Aim
Exactly as written, please set down all of the entries again, with no pictures.

Recorded data
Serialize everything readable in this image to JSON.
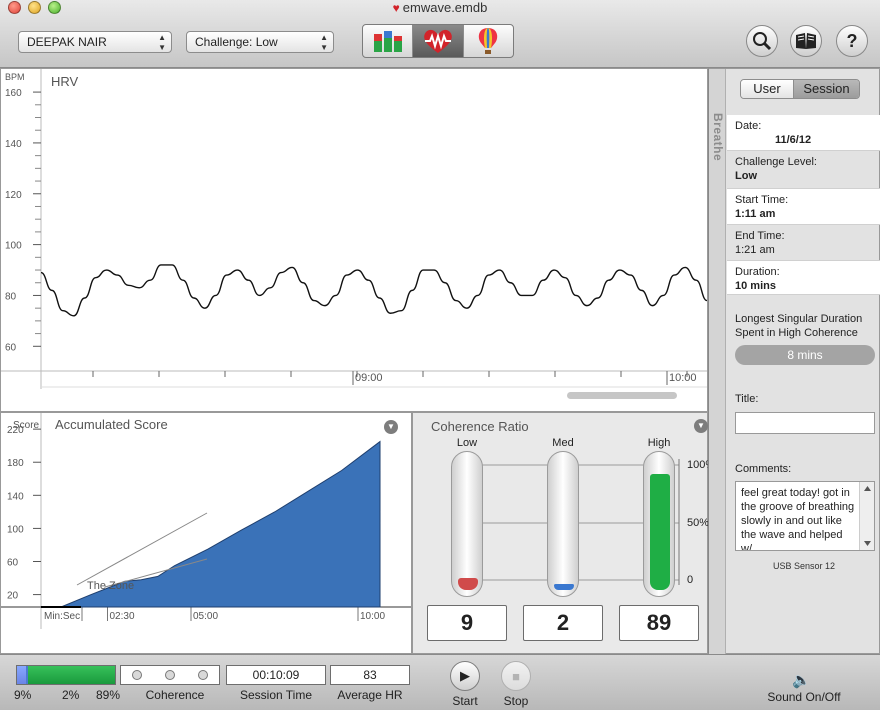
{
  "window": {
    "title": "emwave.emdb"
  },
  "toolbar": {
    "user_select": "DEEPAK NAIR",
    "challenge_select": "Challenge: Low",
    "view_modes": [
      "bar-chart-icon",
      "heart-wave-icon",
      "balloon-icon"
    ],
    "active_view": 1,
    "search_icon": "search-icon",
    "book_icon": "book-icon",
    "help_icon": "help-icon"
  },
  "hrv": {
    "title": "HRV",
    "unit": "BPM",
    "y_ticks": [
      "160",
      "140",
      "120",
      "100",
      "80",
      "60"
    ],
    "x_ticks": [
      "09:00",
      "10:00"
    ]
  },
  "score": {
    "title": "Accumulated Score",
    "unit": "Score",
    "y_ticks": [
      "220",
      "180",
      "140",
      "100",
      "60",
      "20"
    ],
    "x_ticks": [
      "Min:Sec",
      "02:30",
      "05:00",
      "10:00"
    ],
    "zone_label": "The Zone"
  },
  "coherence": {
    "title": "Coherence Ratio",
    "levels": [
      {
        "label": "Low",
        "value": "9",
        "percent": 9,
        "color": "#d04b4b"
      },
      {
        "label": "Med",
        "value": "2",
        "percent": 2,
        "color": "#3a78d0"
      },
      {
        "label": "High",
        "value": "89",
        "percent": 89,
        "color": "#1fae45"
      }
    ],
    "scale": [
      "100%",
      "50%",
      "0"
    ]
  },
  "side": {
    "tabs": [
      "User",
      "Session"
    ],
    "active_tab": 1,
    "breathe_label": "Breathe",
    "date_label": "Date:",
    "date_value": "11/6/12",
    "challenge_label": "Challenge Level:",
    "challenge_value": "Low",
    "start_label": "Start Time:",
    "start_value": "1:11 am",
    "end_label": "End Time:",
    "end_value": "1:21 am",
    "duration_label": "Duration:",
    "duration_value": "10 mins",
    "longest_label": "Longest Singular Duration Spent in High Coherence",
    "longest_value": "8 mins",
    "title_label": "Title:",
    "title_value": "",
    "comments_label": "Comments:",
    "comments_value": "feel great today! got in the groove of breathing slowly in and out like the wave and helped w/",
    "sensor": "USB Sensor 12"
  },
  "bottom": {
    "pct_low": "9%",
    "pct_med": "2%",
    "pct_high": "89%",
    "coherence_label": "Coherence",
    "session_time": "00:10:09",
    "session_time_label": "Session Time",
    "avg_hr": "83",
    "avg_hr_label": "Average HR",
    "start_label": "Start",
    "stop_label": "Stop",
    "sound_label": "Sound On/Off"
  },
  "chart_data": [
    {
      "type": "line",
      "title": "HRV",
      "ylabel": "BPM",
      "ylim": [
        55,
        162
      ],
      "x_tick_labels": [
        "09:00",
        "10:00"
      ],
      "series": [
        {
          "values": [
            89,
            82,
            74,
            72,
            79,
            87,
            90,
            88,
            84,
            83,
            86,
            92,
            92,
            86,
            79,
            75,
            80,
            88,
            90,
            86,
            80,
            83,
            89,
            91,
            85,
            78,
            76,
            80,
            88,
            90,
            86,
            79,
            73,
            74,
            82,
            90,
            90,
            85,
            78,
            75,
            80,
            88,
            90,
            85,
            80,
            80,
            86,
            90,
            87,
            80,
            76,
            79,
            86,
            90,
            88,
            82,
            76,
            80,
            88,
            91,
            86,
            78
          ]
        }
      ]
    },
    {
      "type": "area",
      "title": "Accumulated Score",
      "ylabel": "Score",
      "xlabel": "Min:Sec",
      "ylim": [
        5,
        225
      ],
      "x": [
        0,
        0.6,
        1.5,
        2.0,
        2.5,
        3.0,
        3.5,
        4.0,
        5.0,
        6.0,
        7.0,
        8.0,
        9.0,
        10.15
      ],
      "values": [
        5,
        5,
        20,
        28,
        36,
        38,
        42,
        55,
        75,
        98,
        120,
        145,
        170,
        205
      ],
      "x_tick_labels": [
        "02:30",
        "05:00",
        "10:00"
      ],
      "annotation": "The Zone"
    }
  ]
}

Result of the exercise
Serialize everything readable in this image to JSON.
{
  "window": {
    "title": "emwave.emdb"
  },
  "toolbar": {
    "user_select": "DEEPAK NAIR",
    "challenge_select": "Challenge: Low",
    "view_modes": [
      "bar-chart-icon",
      "heart-wave-icon",
      "balloon-icon"
    ],
    "active_view": 1,
    "search_icon": "search-icon",
    "book_icon": "book-icon",
    "help_icon": "help-icon"
  },
  "hrv": {
    "title": "HRV",
    "unit": "BPM",
    "y_ticks": [
      "160",
      "140",
      "120",
      "100",
      "80",
      "60"
    ],
    "x_ticks": [
      "09:00",
      "10:00"
    ]
  },
  "score": {
    "title": "Accumulated Score",
    "unit": "Score",
    "y_ticks": [
      "220",
      "180",
      "140",
      "100",
      "60",
      "20"
    ],
    "x_ticks": [
      "Min:Sec",
      "02:30",
      "05:00",
      "10:00"
    ],
    "zone_label": "The Zone"
  },
  "coherence": {
    "title": "Coherence Ratio",
    "levels": [
      {
        "label": "Low",
        "value": "9",
        "percent": 9,
        "color": "#d04b4b"
      },
      {
        "label": "Med",
        "value": "2",
        "percent": 2,
        "color": "#3a78d0"
      },
      {
        "label": "High",
        "value": "89",
        "percent": 89,
        "color": "#1fae45"
      }
    ],
    "scale": [
      "100%",
      "50%",
      "0"
    ]
  },
  "side": {
    "tabs": [
      "User",
      "Session"
    ],
    "active_tab": 1,
    "breathe_label": "Breathe",
    "date_label": "Date:",
    "date_value": "11/6/12",
    "challenge_label": "Challenge Level:",
    "challenge_value": "Low",
    "start_label": "Start Time:",
    "start_value": "1:11 am",
    "end_label": "End Time:",
    "end_value": "1:21 am",
    "duration_label": "Duration:",
    "duration_value": "10 mins",
    "longest_label": "Longest Singular Duration Spent in High Coherence",
    "longest_value": "8 mins",
    "title_label": "Title:",
    "title_value": "",
    "comments_label": "Comments:",
    "comments_value": "feel great today! got in the groove of breathing slowly in and out like the wave and helped w/",
    "sensor": "USB Sensor 12"
  },
  "bottom": {
    "pct_low": "9%",
    "pct_med": "2%",
    "pct_high": "89%",
    "coherence_label": "Coherence",
    "session_time": "00:10:09",
    "session_time_label": "Session Time",
    "avg_hr": "83",
    "avg_hr_label": "Average HR",
    "start_label": "Start",
    "stop_label": "Stop",
    "sound_label": "Sound On/Off"
  },
  "chart_data": [
    {
      "type": "line",
      "title": "HRV",
      "ylabel": "BPM",
      "ylim": [
        55,
        162
      ],
      "x_tick_labels": [
        "09:00",
        "10:00"
      ],
      "series": [
        {
          "values": [
            89,
            82,
            74,
            72,
            79,
            87,
            90,
            88,
            84,
            83,
            86,
            92,
            92,
            86,
            79,
            75,
            80,
            88,
            90,
            86,
            80,
            83,
            89,
            91,
            85,
            78,
            76,
            80,
            88,
            90,
            86,
            79,
            73,
            74,
            82,
            90,
            90,
            85,
            78,
            75,
            80,
            88,
            90,
            85,
            80,
            80,
            86,
            90,
            87,
            80,
            76,
            79,
            86,
            90,
            88,
            82,
            76,
            80,
            88,
            91,
            86,
            78
          ]
        }
      ]
    },
    {
      "type": "area",
      "title": "Accumulated Score",
      "ylabel": "Score",
      "xlabel": "Min:Sec",
      "ylim": [
        5,
        225
      ],
      "x": [
        0,
        0.6,
        1.5,
        2.0,
        2.5,
        3.0,
        3.5,
        4.0,
        5.0,
        6.0,
        7.0,
        8.0,
        9.0,
        10.15
      ],
      "values": [
        5,
        5,
        20,
        28,
        36,
        38,
        42,
        55,
        75,
        98,
        120,
        145,
        170,
        205
      ],
      "x_tick_labels": [
        "02:30",
        "05:00",
        "10:00"
      ],
      "annotation": "The Zone"
    }
  ]
}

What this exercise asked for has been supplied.